Find the lines below that contain the string "acetone". Copy each one.

═════ Excerpted records ═════

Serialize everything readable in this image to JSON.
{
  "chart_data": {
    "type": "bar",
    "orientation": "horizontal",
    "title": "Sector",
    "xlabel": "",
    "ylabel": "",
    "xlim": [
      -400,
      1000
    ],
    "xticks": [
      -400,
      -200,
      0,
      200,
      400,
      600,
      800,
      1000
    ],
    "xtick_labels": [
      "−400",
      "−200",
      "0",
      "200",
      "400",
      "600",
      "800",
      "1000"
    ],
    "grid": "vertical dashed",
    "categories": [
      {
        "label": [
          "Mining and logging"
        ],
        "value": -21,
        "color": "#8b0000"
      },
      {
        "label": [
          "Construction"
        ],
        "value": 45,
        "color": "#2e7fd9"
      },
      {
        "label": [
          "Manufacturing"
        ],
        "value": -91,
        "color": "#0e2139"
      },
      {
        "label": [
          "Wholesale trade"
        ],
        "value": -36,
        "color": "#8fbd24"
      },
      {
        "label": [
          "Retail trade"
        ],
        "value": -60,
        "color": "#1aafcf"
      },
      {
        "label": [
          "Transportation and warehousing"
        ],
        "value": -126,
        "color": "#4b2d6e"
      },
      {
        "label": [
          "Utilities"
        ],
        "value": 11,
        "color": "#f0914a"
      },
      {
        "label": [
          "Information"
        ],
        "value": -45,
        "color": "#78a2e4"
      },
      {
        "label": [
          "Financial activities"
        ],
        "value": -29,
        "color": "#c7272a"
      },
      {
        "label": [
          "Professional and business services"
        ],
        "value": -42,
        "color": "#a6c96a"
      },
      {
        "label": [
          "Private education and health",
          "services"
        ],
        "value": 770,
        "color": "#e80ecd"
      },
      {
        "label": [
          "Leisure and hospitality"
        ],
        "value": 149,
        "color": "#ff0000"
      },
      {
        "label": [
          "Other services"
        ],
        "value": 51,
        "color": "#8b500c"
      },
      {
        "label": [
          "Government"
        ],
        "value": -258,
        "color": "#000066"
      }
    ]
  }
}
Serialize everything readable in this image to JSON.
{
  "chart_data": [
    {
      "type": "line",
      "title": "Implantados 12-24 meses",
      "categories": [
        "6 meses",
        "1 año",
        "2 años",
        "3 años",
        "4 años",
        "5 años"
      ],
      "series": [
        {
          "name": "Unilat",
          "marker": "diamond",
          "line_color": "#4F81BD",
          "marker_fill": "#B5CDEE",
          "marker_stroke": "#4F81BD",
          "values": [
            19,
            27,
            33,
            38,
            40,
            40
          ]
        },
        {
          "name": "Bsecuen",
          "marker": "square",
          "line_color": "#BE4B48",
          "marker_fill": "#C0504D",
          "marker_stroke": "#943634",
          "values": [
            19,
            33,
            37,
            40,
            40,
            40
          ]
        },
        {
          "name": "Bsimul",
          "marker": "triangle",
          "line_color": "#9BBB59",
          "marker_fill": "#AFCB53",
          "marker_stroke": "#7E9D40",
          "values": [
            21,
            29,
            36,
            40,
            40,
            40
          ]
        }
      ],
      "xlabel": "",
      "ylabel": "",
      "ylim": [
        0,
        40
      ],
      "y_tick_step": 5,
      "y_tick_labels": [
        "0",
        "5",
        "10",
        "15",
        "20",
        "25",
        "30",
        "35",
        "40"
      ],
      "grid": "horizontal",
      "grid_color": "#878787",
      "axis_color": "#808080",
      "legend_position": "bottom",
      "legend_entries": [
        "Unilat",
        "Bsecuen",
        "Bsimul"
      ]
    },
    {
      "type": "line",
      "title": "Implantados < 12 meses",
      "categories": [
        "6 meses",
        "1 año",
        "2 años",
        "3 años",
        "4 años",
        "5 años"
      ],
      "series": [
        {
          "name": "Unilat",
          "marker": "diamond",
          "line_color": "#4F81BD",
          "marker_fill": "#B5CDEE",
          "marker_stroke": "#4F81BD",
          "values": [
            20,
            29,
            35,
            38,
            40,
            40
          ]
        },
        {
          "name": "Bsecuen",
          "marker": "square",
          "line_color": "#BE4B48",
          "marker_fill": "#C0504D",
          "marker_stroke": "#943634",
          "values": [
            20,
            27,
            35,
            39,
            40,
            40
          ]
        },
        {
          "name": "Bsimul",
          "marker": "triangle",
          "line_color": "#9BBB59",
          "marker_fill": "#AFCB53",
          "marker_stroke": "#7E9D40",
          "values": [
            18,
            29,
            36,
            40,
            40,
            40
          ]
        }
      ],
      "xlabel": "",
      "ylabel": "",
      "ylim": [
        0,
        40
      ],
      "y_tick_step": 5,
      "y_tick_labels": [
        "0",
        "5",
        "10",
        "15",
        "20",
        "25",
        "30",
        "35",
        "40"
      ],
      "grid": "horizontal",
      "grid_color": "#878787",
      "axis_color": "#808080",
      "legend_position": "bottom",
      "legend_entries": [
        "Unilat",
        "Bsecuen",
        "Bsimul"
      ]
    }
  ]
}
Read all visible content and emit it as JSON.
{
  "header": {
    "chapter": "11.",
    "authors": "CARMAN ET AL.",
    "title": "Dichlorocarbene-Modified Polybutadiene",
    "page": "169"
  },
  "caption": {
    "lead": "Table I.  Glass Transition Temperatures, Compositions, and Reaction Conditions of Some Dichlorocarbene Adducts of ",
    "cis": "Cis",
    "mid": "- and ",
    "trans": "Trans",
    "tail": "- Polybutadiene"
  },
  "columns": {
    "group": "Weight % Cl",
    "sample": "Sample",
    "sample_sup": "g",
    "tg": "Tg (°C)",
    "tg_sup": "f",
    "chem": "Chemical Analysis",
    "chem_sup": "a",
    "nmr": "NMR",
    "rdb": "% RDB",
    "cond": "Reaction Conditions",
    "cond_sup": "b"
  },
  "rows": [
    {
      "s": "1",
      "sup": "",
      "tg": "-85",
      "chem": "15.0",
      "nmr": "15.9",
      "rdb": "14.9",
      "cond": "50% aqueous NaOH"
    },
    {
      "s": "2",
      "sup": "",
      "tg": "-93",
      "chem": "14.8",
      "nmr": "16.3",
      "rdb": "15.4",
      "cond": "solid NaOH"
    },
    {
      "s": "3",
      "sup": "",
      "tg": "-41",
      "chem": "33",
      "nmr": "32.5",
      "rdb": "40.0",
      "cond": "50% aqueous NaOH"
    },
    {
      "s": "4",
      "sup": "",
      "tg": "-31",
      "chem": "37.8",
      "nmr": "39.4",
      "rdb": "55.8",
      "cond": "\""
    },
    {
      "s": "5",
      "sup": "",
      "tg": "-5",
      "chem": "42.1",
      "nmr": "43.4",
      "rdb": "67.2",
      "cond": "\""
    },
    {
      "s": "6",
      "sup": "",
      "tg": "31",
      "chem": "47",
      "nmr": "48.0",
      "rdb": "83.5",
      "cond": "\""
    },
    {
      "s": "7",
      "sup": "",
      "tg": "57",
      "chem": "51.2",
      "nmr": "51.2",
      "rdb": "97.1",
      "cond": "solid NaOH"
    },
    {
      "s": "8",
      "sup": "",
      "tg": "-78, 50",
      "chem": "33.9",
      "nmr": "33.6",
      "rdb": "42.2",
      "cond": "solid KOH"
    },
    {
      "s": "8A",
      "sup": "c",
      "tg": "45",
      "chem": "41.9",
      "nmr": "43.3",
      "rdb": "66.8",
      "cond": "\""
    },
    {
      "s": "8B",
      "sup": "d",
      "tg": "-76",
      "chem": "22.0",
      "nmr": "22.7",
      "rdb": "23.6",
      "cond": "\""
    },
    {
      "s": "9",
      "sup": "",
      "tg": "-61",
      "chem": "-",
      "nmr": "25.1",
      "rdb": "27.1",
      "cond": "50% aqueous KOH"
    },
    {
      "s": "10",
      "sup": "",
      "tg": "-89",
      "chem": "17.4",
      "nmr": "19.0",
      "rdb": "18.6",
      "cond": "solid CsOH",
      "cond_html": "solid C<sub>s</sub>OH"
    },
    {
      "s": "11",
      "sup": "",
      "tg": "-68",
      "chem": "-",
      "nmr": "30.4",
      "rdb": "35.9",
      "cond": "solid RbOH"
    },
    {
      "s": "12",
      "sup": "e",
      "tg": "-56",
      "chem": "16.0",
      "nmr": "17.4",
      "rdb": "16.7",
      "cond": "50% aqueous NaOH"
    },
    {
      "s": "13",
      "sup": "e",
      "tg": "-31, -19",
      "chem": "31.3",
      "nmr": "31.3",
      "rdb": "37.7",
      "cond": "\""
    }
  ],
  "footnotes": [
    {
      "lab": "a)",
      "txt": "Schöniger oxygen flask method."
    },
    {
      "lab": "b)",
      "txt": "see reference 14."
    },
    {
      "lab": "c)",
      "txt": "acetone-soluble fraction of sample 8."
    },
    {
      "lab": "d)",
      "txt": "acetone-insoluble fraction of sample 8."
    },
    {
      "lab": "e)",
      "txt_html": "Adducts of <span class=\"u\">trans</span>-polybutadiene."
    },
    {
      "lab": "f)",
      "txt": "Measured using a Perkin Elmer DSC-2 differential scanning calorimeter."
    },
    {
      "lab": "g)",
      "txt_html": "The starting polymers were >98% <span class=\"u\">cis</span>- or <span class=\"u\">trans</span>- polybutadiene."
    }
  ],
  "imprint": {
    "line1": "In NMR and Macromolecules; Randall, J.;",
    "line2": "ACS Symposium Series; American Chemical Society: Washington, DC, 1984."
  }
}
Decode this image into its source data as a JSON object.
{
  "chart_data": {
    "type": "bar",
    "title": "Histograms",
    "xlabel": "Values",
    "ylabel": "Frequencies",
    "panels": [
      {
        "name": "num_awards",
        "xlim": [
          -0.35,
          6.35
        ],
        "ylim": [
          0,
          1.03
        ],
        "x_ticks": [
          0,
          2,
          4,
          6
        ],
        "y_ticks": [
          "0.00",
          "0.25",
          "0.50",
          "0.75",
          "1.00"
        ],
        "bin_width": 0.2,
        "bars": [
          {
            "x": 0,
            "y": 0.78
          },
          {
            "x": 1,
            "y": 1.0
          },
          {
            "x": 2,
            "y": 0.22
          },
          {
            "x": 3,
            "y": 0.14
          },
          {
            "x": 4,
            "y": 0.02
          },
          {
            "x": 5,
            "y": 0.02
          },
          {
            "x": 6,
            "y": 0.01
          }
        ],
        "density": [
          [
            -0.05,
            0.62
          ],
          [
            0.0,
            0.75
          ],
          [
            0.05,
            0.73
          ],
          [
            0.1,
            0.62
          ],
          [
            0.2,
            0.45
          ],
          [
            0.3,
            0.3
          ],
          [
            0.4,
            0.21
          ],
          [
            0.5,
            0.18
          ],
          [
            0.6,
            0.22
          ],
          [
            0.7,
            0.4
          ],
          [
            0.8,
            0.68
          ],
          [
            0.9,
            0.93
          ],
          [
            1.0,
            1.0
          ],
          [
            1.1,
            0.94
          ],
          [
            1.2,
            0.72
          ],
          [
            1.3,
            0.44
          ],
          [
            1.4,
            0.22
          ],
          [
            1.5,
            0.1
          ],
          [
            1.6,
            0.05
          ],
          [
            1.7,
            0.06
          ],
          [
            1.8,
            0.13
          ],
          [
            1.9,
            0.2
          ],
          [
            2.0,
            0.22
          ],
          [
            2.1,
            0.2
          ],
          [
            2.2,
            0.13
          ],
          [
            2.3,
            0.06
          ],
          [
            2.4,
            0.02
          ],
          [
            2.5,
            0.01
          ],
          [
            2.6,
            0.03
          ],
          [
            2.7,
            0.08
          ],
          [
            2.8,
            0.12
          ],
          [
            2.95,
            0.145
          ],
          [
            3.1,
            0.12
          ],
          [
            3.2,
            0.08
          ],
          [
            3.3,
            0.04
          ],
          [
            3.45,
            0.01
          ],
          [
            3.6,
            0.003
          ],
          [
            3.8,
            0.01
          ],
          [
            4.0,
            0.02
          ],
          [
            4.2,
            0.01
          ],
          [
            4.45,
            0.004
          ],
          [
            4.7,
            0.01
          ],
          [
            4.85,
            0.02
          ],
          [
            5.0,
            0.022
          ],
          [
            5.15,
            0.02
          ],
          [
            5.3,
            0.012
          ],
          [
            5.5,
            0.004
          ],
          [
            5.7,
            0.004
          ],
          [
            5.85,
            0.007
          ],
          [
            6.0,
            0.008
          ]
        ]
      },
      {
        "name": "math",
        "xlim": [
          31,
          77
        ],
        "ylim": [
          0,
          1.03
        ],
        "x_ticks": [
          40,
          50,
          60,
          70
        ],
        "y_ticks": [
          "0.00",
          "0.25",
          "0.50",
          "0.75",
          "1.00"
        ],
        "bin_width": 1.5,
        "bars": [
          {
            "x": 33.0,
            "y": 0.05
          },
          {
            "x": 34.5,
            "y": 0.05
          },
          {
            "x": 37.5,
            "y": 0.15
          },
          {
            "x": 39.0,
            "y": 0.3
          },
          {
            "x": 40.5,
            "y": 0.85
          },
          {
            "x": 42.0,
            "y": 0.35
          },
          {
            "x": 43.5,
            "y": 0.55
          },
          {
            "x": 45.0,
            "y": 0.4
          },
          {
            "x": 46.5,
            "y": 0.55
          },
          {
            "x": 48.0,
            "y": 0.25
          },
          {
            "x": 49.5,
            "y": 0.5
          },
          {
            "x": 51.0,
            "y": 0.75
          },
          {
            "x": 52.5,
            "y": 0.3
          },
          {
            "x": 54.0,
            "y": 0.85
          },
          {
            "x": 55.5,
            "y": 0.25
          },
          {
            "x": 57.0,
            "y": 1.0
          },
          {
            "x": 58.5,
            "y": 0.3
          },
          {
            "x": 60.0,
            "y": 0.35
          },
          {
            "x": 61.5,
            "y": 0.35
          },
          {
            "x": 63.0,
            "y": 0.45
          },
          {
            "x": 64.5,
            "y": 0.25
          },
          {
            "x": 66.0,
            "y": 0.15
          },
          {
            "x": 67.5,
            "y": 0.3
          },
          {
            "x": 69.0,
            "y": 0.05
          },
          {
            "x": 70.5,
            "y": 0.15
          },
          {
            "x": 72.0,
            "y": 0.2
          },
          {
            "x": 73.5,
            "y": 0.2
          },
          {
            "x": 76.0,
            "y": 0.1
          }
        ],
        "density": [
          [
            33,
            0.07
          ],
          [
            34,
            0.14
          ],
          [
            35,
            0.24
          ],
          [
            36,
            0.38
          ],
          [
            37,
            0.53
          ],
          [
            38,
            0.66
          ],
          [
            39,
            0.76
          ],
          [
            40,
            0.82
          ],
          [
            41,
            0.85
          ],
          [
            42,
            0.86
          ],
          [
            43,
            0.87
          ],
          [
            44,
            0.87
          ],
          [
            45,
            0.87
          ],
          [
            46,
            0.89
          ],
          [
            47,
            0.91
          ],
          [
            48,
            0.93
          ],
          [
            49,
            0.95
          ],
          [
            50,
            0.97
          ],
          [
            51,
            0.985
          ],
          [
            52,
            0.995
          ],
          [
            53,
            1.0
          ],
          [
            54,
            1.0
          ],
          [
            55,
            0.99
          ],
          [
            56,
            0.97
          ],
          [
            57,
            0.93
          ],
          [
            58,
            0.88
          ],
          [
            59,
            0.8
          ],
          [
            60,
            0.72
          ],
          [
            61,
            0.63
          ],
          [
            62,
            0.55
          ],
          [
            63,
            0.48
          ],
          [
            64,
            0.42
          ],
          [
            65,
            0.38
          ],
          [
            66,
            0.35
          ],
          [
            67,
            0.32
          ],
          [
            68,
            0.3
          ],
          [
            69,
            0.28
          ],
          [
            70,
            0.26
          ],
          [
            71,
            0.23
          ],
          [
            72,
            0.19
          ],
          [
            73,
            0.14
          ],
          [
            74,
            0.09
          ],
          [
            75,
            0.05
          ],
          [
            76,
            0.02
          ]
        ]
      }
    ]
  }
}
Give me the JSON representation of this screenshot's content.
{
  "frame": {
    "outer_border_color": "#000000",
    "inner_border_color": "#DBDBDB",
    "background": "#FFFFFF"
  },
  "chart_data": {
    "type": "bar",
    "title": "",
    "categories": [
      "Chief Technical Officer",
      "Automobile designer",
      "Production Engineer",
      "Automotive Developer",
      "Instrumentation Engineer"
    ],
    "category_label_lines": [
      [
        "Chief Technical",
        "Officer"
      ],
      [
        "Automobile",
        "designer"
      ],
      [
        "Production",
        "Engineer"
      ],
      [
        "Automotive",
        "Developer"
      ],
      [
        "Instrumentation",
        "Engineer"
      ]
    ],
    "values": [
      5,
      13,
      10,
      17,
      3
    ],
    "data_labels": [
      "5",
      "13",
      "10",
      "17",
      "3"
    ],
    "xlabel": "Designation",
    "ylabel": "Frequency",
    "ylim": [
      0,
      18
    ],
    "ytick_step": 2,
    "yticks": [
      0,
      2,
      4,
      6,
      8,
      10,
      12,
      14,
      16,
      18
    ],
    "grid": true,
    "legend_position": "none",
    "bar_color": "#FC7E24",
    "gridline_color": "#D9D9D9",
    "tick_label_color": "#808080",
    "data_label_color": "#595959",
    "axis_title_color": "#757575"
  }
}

═════

Written response
      "txt": "acetone-soluble fraction of sample 8."
      "txt": "acetone-insoluble fraction of sample 8."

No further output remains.